(Stored data entries)
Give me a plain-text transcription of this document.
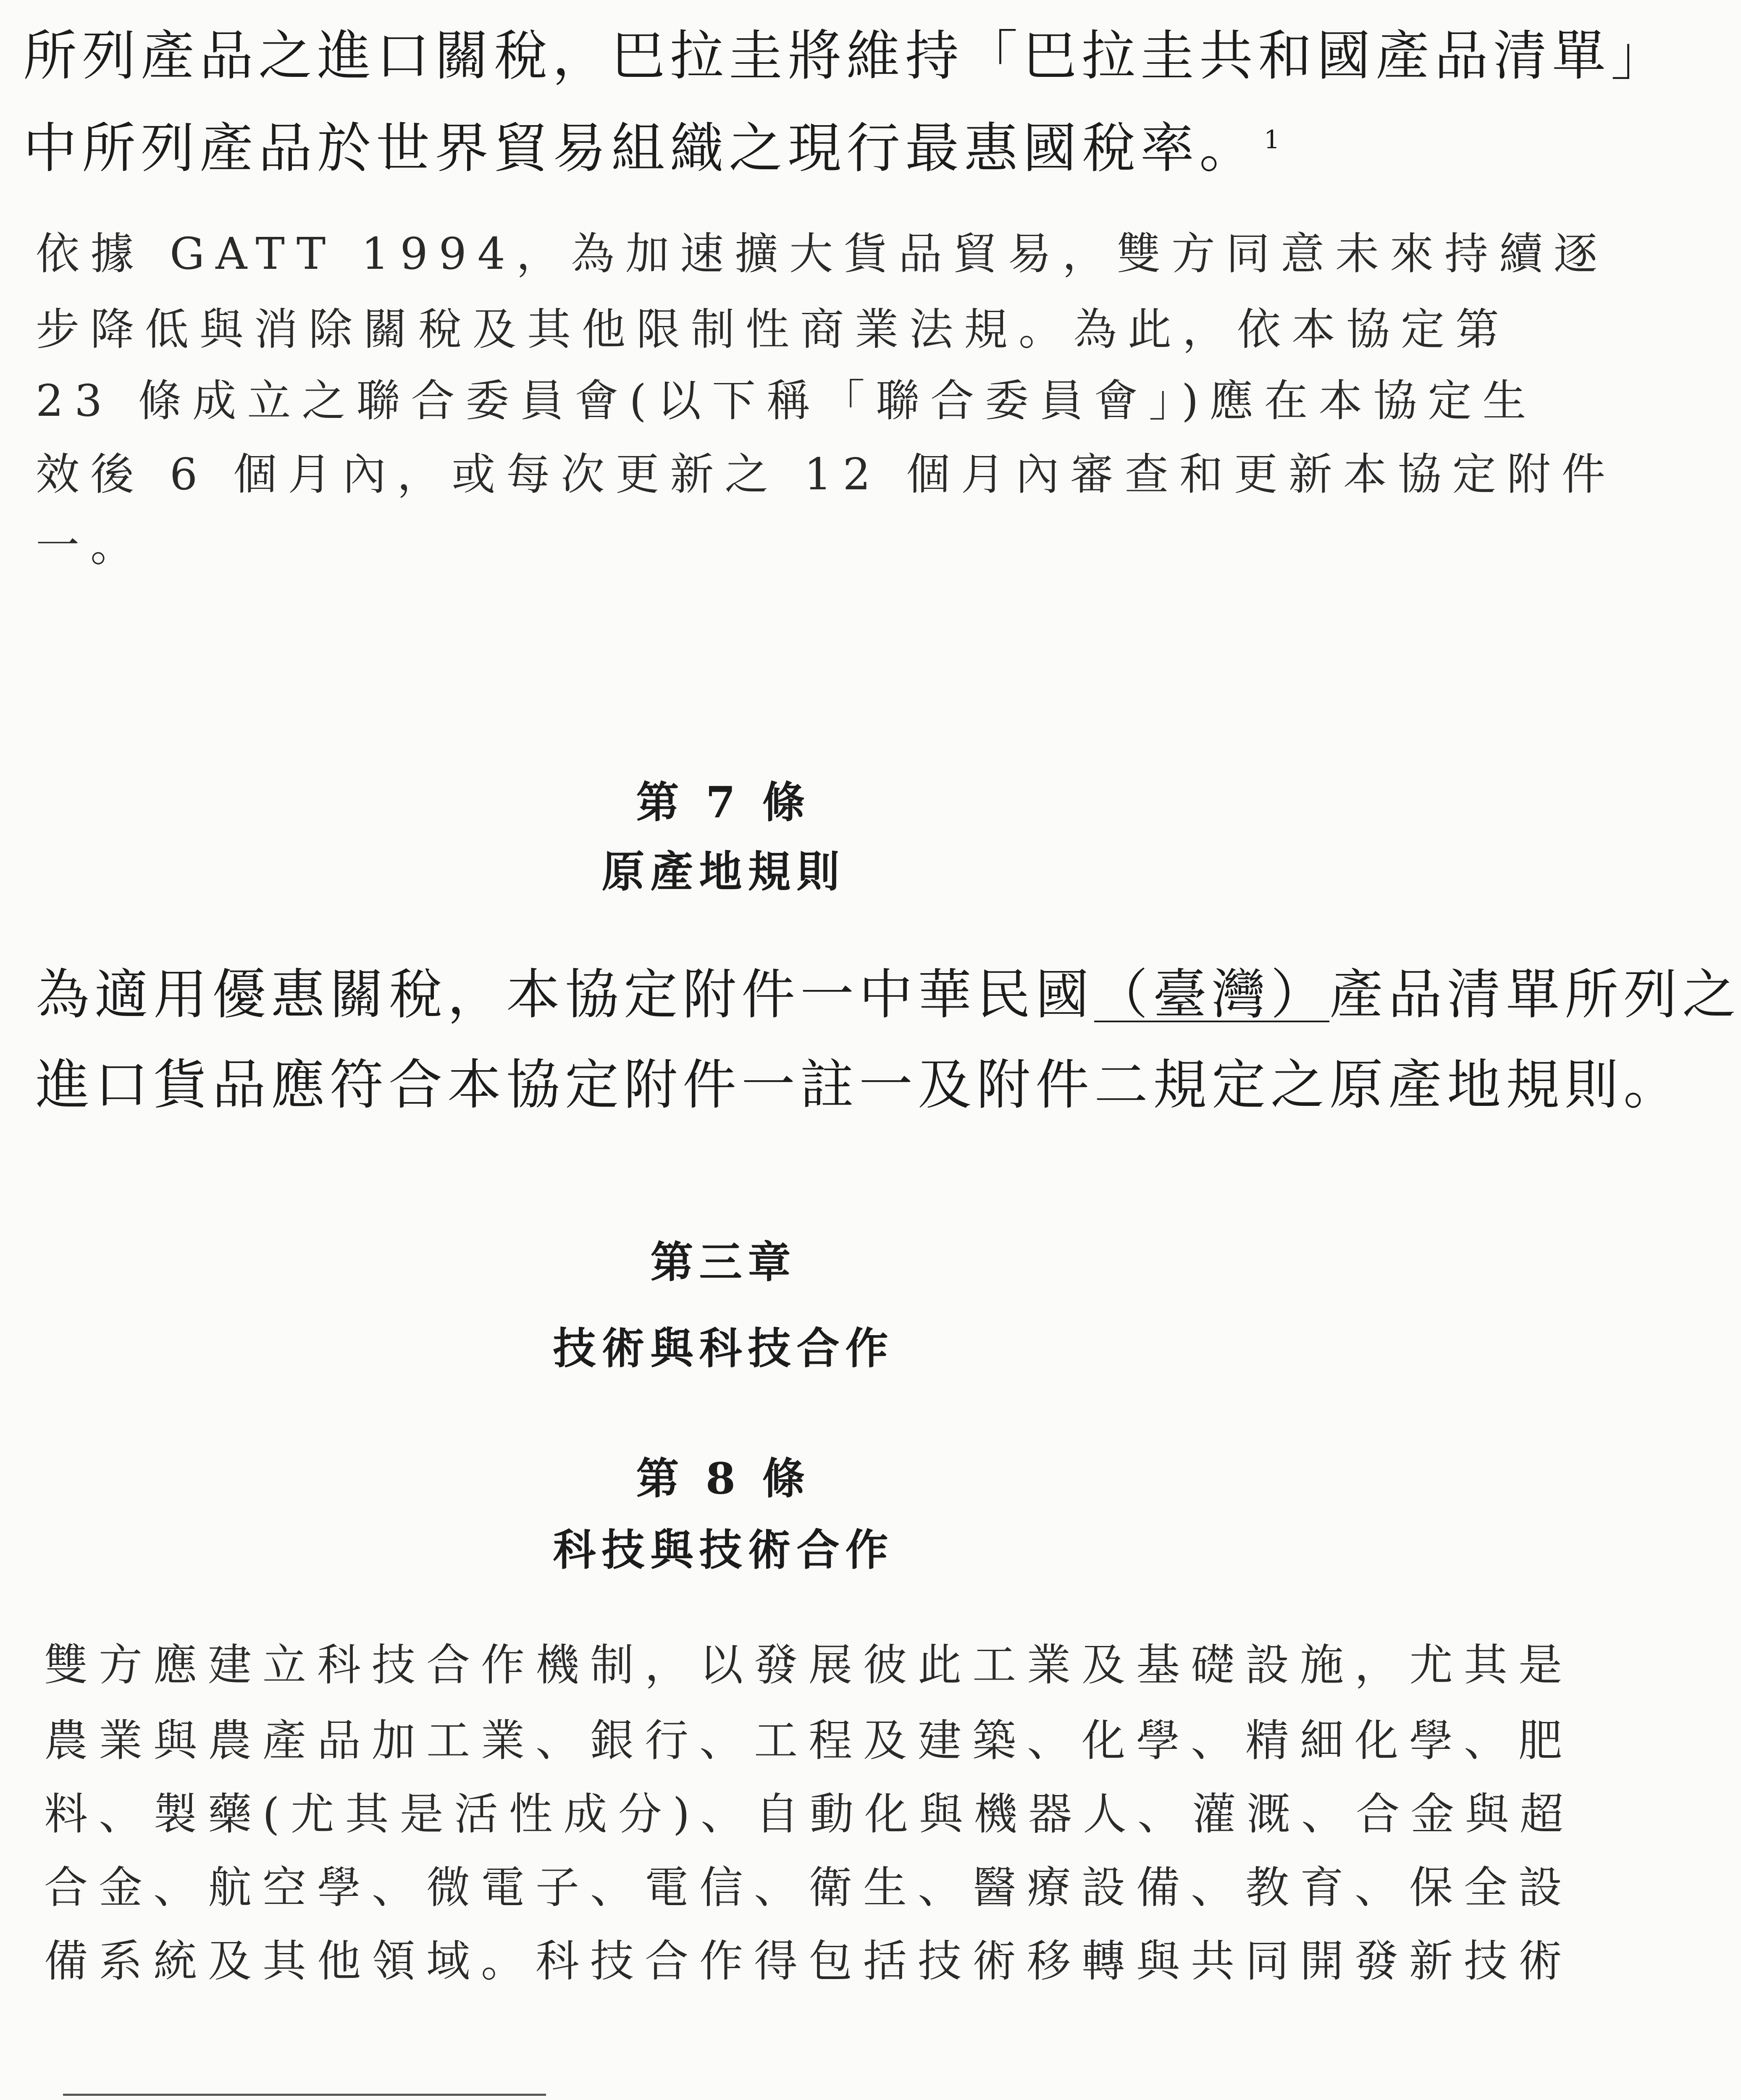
所列產品之進口關稅，巴拉圭將維持「巴拉圭共和國產品清單」
中所列產品於世界貿易組織之現行最惠國稅率。 $^1$
依據 GATT 1994，為加速擴大貨品貿易，雙方同意未來持續逐
步降低與消除關稅及其他限制性商業法規。為此，依本協定第
23 條成立之聯合委員會(以下稱「聯合委員會」)應在本協定生
效後 6 個月內，或每次更新之 12 個月內審查和更新本協定附件
一。
第 7 條
原產地規則
為適用優惠關稅，本協定附件一中華民國（臺灣）產品清單所列之
進口貨品應符合本協定附件一註一及附件二規定之原產地規則。
第三章
技術與科技合作
第 8 條
科技與技術合作
雙方應建立科技合作機制，以發展彼此工業及基礎設施，尤其是
農業與農產品加工業、銀行、工程及建築、化學、精細化學、肥
料、製藥(尤其是活性成分)、自動化與機器人、灌溉、合金與超
合金、航空學、微電子、電信、衛生、醫療設備、教育、保全設
備系統及其他領域。科技合作得包括技術移轉與共同開發新技術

PROBLEM: Skip the pictures, then retype every line above exactly.

REPLY TO THE EXERCISE:
Give me a plain-text transcription of this document.
所列產品之進口關稅，巴拉圭將維持「巴拉圭共和國產品清單」
中所列產品於世界貿易組織之現行最惠國稅率。 $^1$
依據 GATT 1994，為加速擴大貨品貿易，雙方同意未來持續逐
步降低與消除關稅及其他限制性商業法規。為此，依本協定第
23 條成立之聯合委員會(以下稱「聯合委員會」)應在本協定生
效後 6 個月內，或每次更新之 12 個月內審查和更新本協定附件
一。
第 7 條
原產地規則
為適用優惠關稅，本協定附件一中華民國（臺灣）產品清單所列之
進口貨品應符合本協定附件一註一及附件二規定之原產地規則。
第三章
技術與科技合作
第 8 條
科技與技術合作
雙方應建立科技合作機制，以發展彼此工業及基礎設施，尤其是
農業與農產品加工業、銀行、工程及建築、化學、精細化學、肥
料、製藥(尤其是活性成分)、自動化與機器人、灌溉、合金與超
合金、航空學、微電子、電信、衛生、醫療設備、教育、保全設
備系統及其他領域。科技合作得包括技術移轉與共同開發新技術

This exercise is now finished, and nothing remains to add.